### [TASK INSTRUCTIONS]
Quote the records beneath, complete and exact. Leave out images.
-------- RAW RECORDS --------
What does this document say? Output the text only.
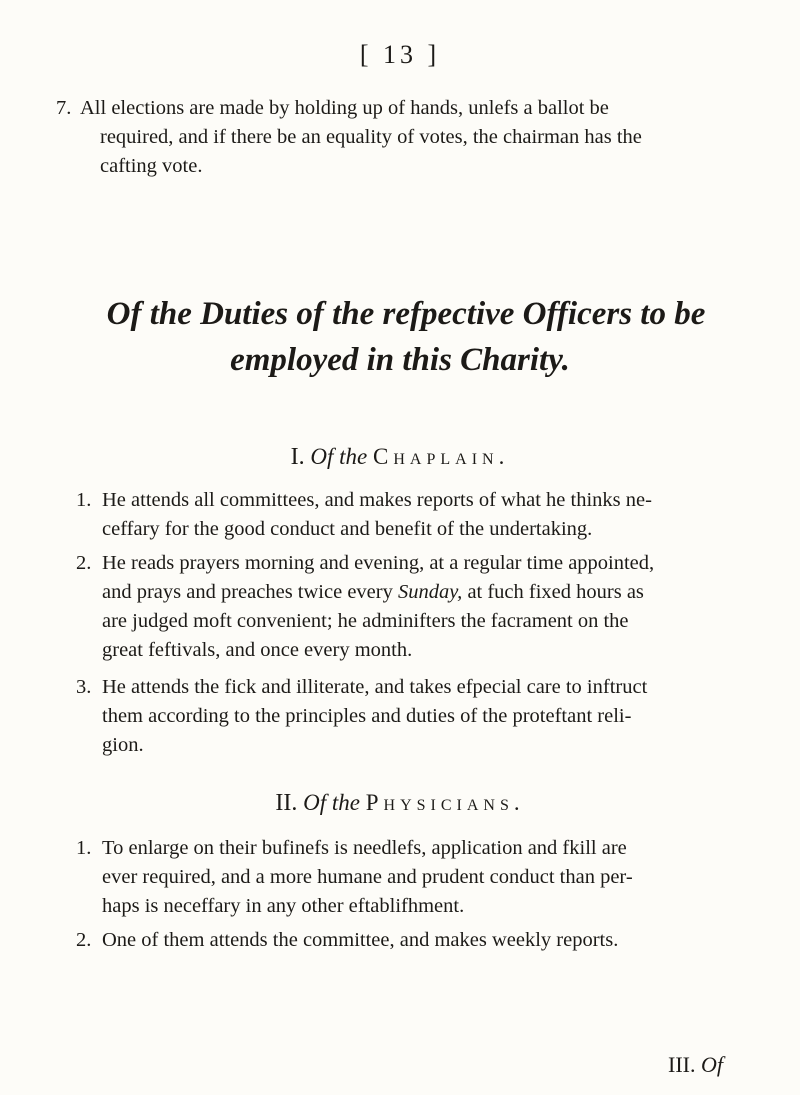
[ 13 ]
7. All elections are made by holding up of hands, unlefs a ballot be
required, and if there be an equality of votes, the chairman has the
cafting vote.
Of the Duties of the refpective Officers to be
employed in this Charity.
I. Of the Chaplain.
1. He attends all committees, and makes reports of what he thinks ne-
ceffary for the good conduct and benefit of the undertaking.
2. He reads prayers morning and evening, at a regular time appointed,
and prays and preaches twice every Sunday, at fuch fixed hours as
are judged moft convenient; he adminifters the facrament on the
great feftivals, and once every month.
3. He attends the fick and illiterate, and takes efpecial care to inftruct
them according to the principles and duties of the proteftant reli-
gion.
II. Of the Physicians.
1. To enlarge on their bufinefs is needlefs, application and fkill are
ever required, and a more humane and prudent conduct than per-
haps is neceffary in any other eftablifhment.
2. One of them attends the committee, and makes weekly reports.
III. Of
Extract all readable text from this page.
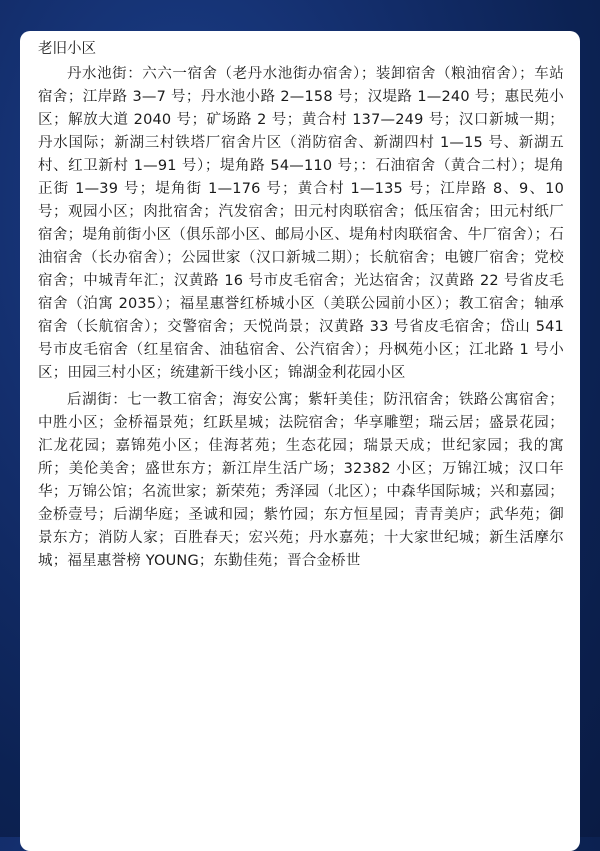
老旧小区

丹水池街：六六一宿舍（老丹水池街办宿舍）；装卸宿舍（粮油宿舍）；车站宿舍；江岸路 3—7 号；丹水池小路 2—158 号；汉堤路 1—240 号；惠民苑小区；解放大道 2040 号；矿场路 2 号；黄合村 137—249 号；汉口新城一期；丹水国际；新湖三村铁塔厂宿舍片区（消防宿舍、新湖四村 1—15 号、新湖五村、红卫新村 1—91 号）；堤角路 54—110 号；：石油宿舍（黄合二村）；堤角正街 1—39 号；堤角街 1—176 号；黄合村 1—135 号；江岸路 8、9、10 号；观园小区；肉批宿舍；汽发宿舍；田元村肉联宿舍；低压宿舍；田元村纸厂宿舍；堤角前街小区（俱乐部小区、邮局小区、堤角村肉联宿舍、牛厂宿舍）；石油宿舍（长办宿舍）；公园世家（汉口新城二期）；长航宿舍；电镀厂宿舍；党校宿舍；中城青年汇；汉黄路 16 号市皮毛宿舍；光达宿舍；汉黄路 22 号省皮毛宿舍（泊寓 2035）；福星惠誉红桥城小区（美联公园前小区）；教工宿舍；轴承宿舍（长航宿舍）；交警宿舍；天悦尚景；汉黄路 33 号省皮毛宿舍；岱山 541 号市皮毛宿舍（红星宿舍、油毡宿舍、公汽宿舍）；丹枫苑小区；江北路 1 号小区；田园三村小区；统建新干线小区；锦湖金利花园小区

后湖街：七一教工宿舍；海安公寓；紫轩美佳；防汛宿舍；铁路公寓宿舍；中胜小区；金桥福景苑；红跃星城；法院宿舍；华享雕塑；瑞云居；盛景花园；汇龙花园；嘉锦苑小区；佳海茗苑；生态花园；瑞景天成；世纪家园；我的寓所；美伦美舍；盛世东方；新江岸生活广场；32382 小区；万锦江城；汉口年华；万锦公馆；名流世家；新荣苑；秀泽园（北区）；中森华国际城；兴和嘉园；金桥壹号；后湖华庭；圣诚和园；紫竹园；东方恒星园；青青美庐；武华苑；御景东方；消防人家；百胜春天；宏兴苑；丹水嘉苑；十大家世纪城；新生活摩尔城；福星惠誉榜 YOUNG；东勤佳苑；晋合金桥世
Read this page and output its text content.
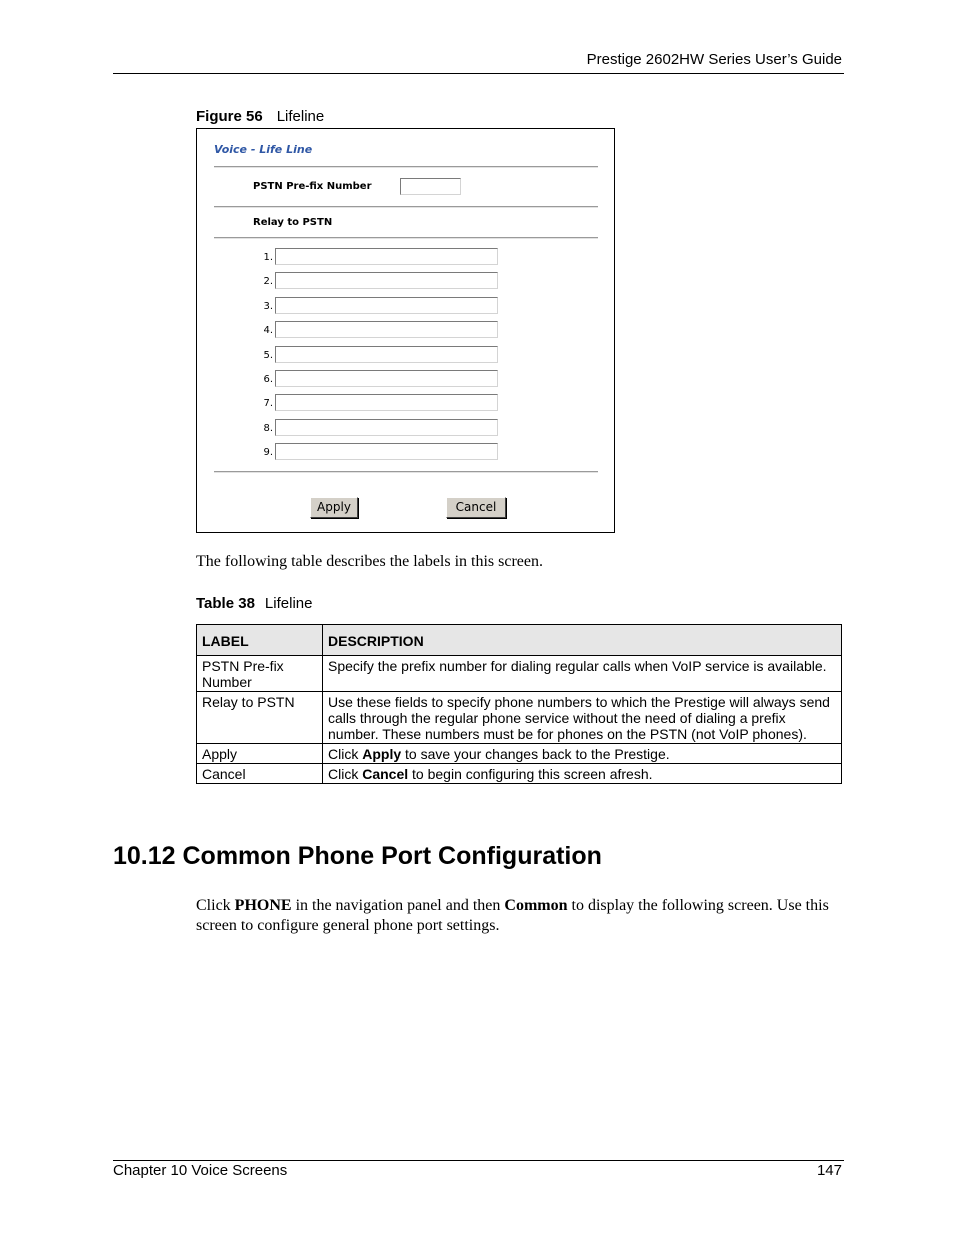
Prestige 2602HW Series User’s Guide
Figure 56 Lifeline
Voice - Life Line
PSTN Pre-fix Number
Relay to PSTN
1.
2.
3.
4.
5.
6.
7.
8.
9.
Apply	Cancel
The following table describes the labels in this screen.
Table 38 Lifeline
LABEL	DESCRIPTION
PSTN Pre-fix Number	Specify the prefix number for dialing regular calls when VoIP service is available.
Relay to PSTN	Use these fields to specify phone numbers to which the Prestige will always send calls through the regular phone service without the need of dialing a prefix number. These numbers must be for phones on the PSTN (not VoIP phones).
Apply	Click Apply to save your changes back to the Prestige.
Cancel	Click Cancel to begin configuring this screen afresh.
10.12 Common Phone Port Configuration
Click PHONE in the navigation panel and then Common to display the following screen. Use this screen to configure general phone port settings.
Chapter 10 Voice Screens	147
--------
### [FINISHED EXERCISE]
What does this document say? Output the text only.
[ 13 ]
7. All elections are made by holding up of hands, unlefs a ballot be
required, and if there be an equality of votes, the chairman has the
cafting vote.
Of the Duties of the refpective Officers to be
employed in this Charity.
I. Of the Chaplain.
1. He attends all committees, and makes reports of what he thinks ne-
ceffary for the good conduct and benefit of the undertaking.
2. He reads prayers morning and evening, at a regular time appointed,
and prays and preaches twice every Sunday, at fuch fixed hours as
are judged moft convenient; he adminifters the facrament on the
great feftivals, and once every month.
3. He attends the fick and illiterate, and takes efpecial care to inftruct
them according to the principles and duties of the proteftant reli-
gion.
II. Of the Physicians.
1. To enlarge on their bufinefs is needlefs, application and fkill are
ever required, and a more humane and prudent conduct than per-
haps is neceffary in any other eftablifhment.
2. One of them attends the committee, and makes weekly reports.
III. Of
Extract all readable text from this page.
老旧小区

丹水池街：六六一宿舍（老丹水池街办宿舍）；装卸宿舍（粮油宿舍）；车站宿舍；江岸路 3—7 号；丹水池小路 2—158 号；汉堤路 1—240 号；惠民苑小区；解放大道 2040 号；矿场路 2 号；黄合村 137—249 号；汉口新城一期；丹水国际；新湖三村铁塔厂宿舍片区（消防宿舍、新湖四村 1—15 号、新湖五村、红卫新村 1—91 号）；堤角路 54—110 号；：石油宿舍（黄合二村）；堤角正街 1—39 号；堤角街 1—176 号；黄合村 1—135 号；江岸路 8、9、10 号；观园小区；肉批宿舍；汽发宿舍；田元村肉联宿舍；低压宿舍；田元村纸厂宿舍；堤角前街小区（俱乐部小区、邮局小区、堤角村肉联宿舍、牛厂宿舍）；石油宿舍（长办宿舍）；公园世家（汉口新城二期）；长航宿舍；电镀厂宿舍；党校宿舍；中城青年汇；汉黄路 16 号市皮毛宿舍；光达宿舍；汉黄路 22 号省皮毛宿舍（泊寓 2035）；福星惠誉红桥城小区（美联公园前小区）；教工宿舍；轴承宿舍（长航宿舍）；交警宿舍；天悦尚景；汉黄路 33 号省皮毛宿舍；岱山 541 号市皮毛宿舍（红星宿舍、油毡宿舍、公汽宿舍）；丹枫苑小区；江北路 1 号小区；田园三村小区；统建新干线小区；锦湖金利花园小区

后湖街：七一教工宿舍；海安公寓；紫轩美佳；防汛宿舍；铁路公寓宿舍；中胜小区；金桥福景苑；红跃星城；法院宿舍；华享雕塑；瑞云居；盛景花园；汇龙花园；嘉锦苑小区；佳海茗苑；生态花园；瑞景天成；世纪家园；我的寓所；美伦美舍；盛世东方；新江岸生活广场；32382 小区；万锦江城；汉口年华；万锦公馆；名流世家；新荣苑；秀泽园（北区）；中森华国际城；兴和嘉园；金桥壹号；后湖华庭；圣诚和园；紫竹园；东方恒星园；青青美庐；武华苑；御景东方；消防人家；百胜春天；宏兴苑；丹水嘉苑；十大家世纪城；新生活摩尔城；福星惠誉榜 YOUNG；东勤佳苑；晋合金桥世
Read this page and output its text content.
Prestige 2602HW Series User’s Guide
Figure 56 Lifeline
Voice - Life Line
PSTN Pre-fix Number
Relay to PSTN
1.
2.
3.
4.
5.
6.
7.
8.
9.
Apply	Cancel
The following table describes the labels in this screen.
Table 38 Lifeline
LABEL	DESCRIPTION
PSTN Pre-fix Number	Specify the prefix number for dialing regular calls when VoIP service is available.
Relay to PSTN	Use these fields to specify phone numbers to which the Prestige will always send calls through the regular phone service without the need of dialing a prefix number. These numbers must be for phones on the PSTN (not VoIP phones).
Apply	Click Apply to save your changes back to the Prestige.
Cancel	Click Cancel to begin configuring this screen afresh.
10.12 Common Phone Port Configuration
Click PHONE in the navigation panel and then Common to display the following screen. Use this screen to configure general phone port settings.
Chapter 10 Voice Screens	147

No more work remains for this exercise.